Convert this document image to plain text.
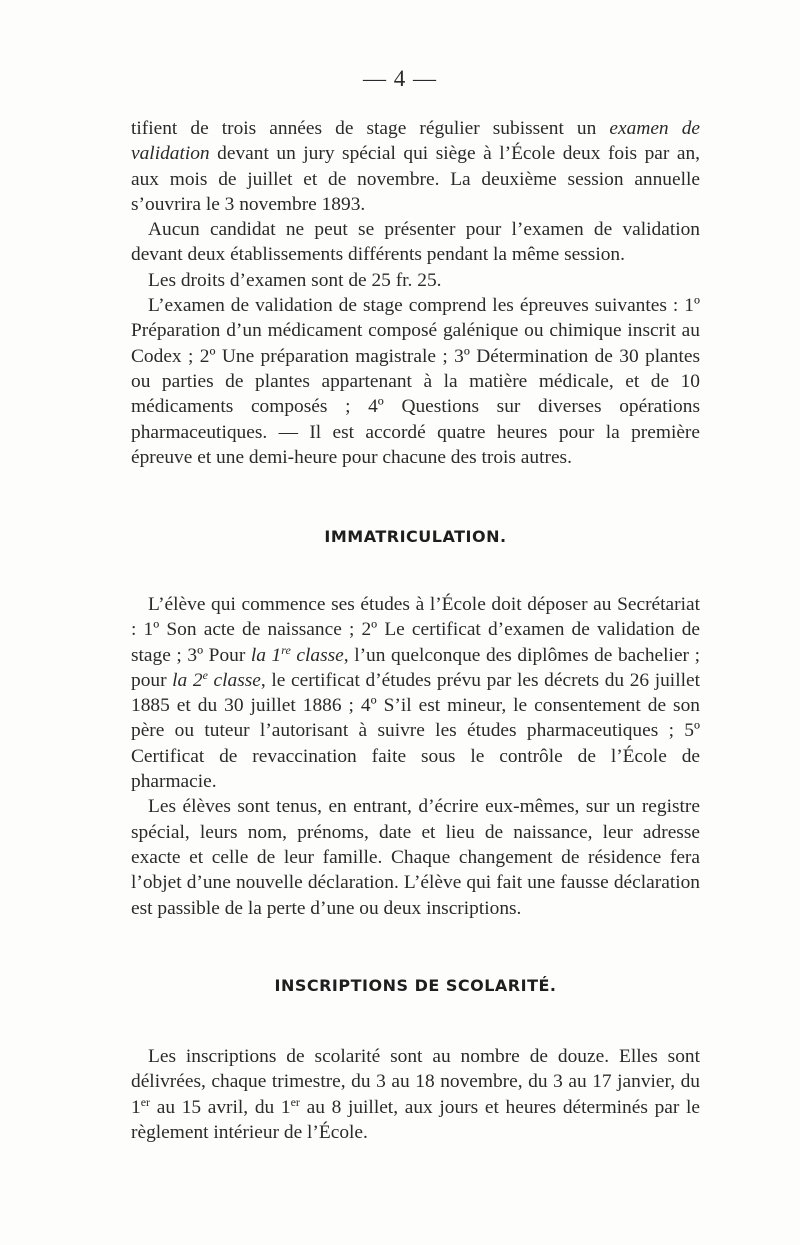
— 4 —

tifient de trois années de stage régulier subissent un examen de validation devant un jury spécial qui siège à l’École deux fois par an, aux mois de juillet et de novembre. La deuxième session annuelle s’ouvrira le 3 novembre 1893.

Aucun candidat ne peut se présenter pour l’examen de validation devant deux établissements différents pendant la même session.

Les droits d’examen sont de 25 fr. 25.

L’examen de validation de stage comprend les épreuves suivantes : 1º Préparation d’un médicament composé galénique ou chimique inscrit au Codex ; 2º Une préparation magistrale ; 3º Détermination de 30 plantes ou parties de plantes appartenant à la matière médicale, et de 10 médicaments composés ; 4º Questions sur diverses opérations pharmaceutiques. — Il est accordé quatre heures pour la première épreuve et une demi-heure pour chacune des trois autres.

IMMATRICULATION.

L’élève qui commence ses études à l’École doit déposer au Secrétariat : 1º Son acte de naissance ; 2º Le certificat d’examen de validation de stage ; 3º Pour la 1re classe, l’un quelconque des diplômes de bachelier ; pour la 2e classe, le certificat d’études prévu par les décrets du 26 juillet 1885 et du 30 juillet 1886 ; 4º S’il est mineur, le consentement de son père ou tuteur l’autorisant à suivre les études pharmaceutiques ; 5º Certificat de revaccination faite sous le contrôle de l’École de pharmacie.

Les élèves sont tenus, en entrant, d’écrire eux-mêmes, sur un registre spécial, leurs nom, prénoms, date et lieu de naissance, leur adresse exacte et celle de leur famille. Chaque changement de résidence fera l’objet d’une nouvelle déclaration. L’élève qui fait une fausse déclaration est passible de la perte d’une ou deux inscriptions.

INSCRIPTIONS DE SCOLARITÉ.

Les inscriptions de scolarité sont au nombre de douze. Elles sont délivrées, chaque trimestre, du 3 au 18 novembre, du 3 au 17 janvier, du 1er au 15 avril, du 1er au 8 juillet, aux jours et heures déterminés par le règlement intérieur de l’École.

--

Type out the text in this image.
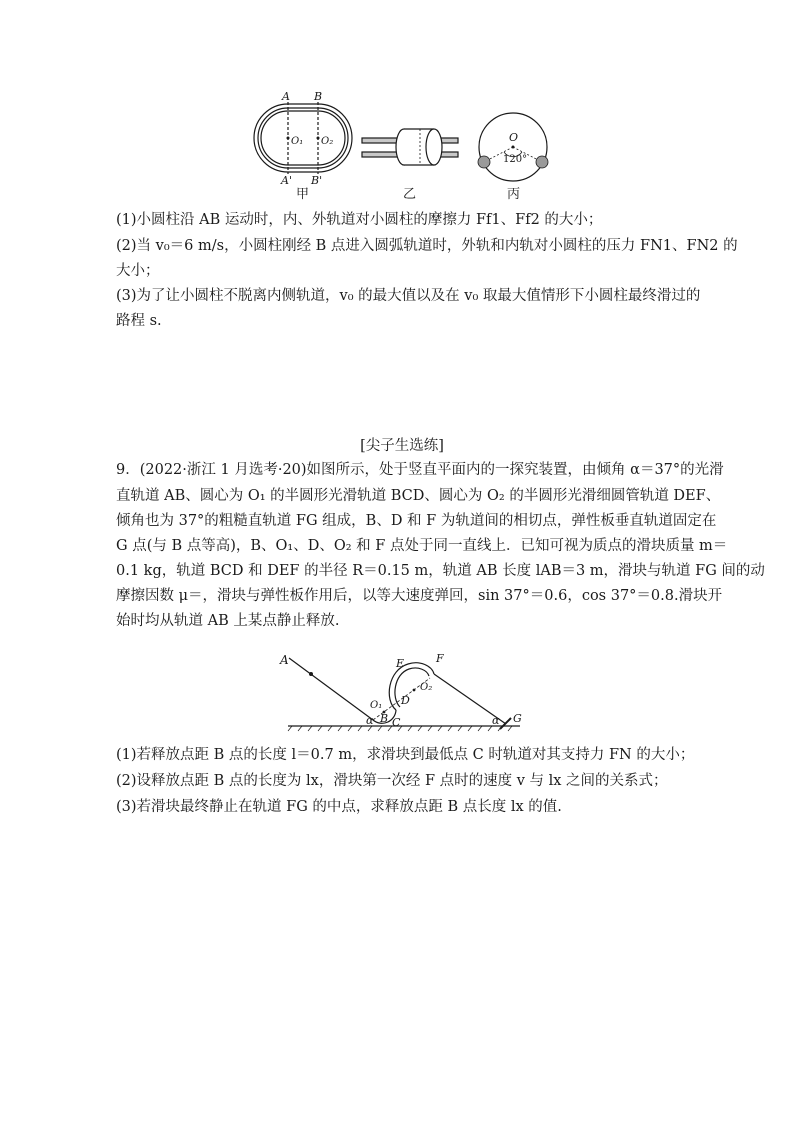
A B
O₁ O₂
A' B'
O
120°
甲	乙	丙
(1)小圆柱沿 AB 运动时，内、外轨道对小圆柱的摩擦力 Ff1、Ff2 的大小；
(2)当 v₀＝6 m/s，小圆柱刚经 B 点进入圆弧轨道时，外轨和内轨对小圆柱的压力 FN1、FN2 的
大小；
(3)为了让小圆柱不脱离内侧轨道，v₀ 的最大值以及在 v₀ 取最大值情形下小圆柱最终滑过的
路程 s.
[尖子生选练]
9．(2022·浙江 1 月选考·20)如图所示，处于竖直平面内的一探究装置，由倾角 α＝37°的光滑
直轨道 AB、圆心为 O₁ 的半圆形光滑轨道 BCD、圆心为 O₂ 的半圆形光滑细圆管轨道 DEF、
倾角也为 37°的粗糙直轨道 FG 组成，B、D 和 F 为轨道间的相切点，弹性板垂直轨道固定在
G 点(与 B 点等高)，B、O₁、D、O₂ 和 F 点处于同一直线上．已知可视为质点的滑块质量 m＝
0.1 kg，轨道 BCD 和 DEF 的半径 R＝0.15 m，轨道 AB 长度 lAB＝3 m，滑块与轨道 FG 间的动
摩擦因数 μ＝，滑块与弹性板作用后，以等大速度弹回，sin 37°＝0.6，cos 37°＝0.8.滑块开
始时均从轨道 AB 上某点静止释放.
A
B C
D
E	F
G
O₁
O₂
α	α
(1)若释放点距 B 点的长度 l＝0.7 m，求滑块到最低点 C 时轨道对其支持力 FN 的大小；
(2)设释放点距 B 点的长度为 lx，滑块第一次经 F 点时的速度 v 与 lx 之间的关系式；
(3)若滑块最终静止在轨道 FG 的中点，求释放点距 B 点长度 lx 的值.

---

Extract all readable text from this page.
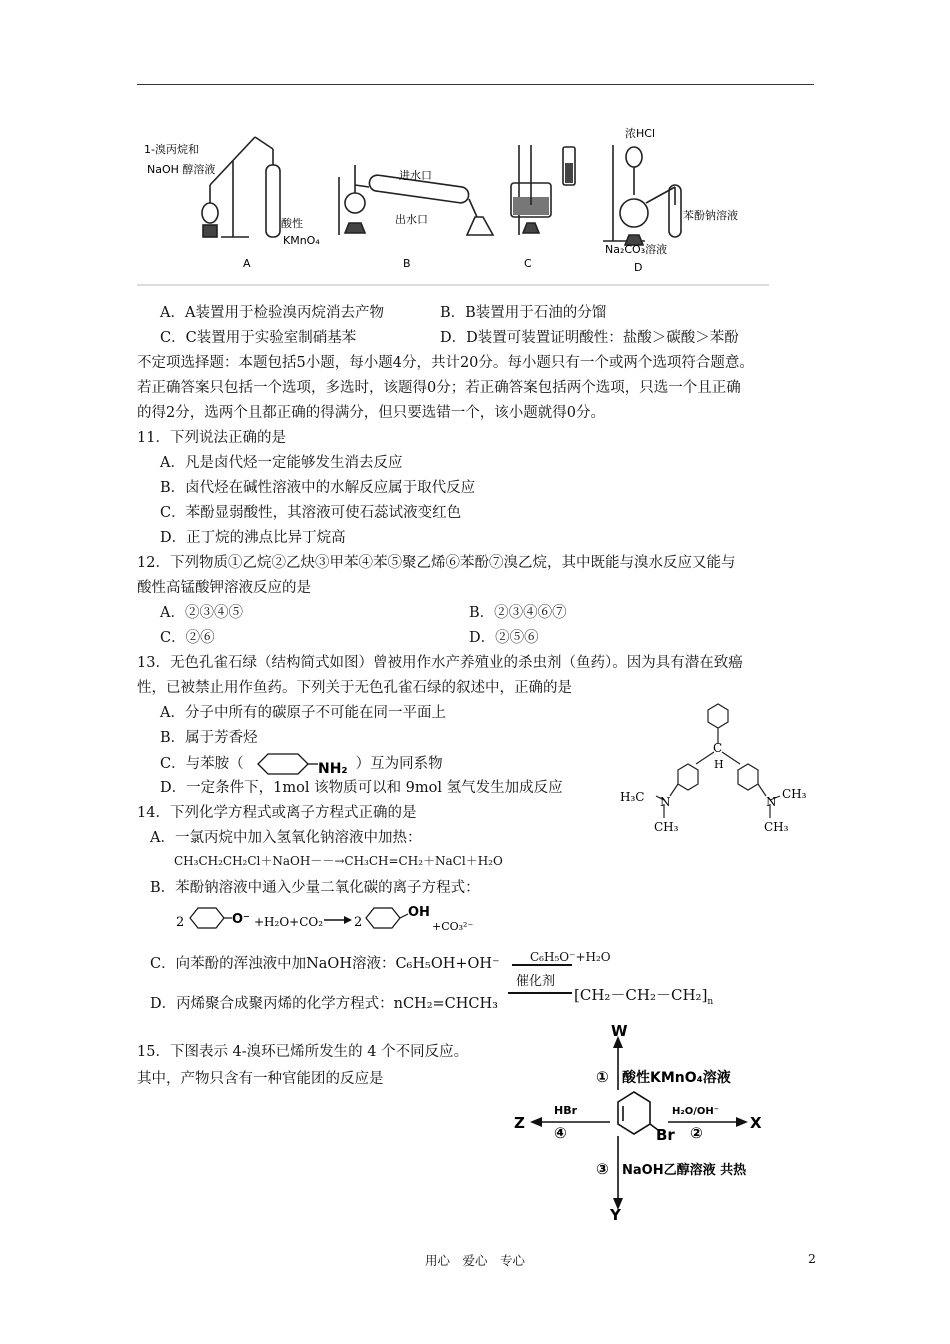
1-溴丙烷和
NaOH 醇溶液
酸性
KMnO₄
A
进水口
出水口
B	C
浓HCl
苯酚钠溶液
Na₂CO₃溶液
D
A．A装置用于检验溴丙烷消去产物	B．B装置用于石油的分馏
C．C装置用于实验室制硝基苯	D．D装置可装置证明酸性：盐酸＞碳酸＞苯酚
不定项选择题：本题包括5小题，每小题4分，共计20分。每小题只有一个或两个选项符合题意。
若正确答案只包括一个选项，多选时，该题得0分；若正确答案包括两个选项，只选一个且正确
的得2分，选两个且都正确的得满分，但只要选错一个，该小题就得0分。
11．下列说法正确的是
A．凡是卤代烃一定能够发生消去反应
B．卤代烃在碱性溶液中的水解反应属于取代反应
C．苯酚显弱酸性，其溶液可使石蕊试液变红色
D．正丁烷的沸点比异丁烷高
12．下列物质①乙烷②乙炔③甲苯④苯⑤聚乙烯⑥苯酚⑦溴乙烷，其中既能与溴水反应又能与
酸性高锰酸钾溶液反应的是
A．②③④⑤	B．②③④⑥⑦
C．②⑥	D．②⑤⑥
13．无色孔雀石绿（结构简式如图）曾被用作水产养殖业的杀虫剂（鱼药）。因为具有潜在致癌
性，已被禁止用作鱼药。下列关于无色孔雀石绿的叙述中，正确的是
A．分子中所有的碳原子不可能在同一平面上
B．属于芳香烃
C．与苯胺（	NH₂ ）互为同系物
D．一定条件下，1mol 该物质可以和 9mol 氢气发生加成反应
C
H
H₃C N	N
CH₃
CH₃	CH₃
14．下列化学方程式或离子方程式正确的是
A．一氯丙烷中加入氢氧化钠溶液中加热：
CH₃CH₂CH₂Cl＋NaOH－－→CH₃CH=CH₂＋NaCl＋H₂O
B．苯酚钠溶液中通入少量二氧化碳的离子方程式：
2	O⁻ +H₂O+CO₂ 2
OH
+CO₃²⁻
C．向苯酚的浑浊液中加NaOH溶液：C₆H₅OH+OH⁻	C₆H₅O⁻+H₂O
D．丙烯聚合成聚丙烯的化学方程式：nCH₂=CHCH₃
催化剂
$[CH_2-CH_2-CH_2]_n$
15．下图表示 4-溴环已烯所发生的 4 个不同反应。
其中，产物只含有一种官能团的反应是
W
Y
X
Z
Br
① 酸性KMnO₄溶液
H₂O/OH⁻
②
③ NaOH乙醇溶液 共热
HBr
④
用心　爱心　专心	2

#### WHAT THE EXERCISE ASKS:
Reply with nothing but the number of lines in the data above that contain "text".

#### ANSWER TO THIS TASK:
3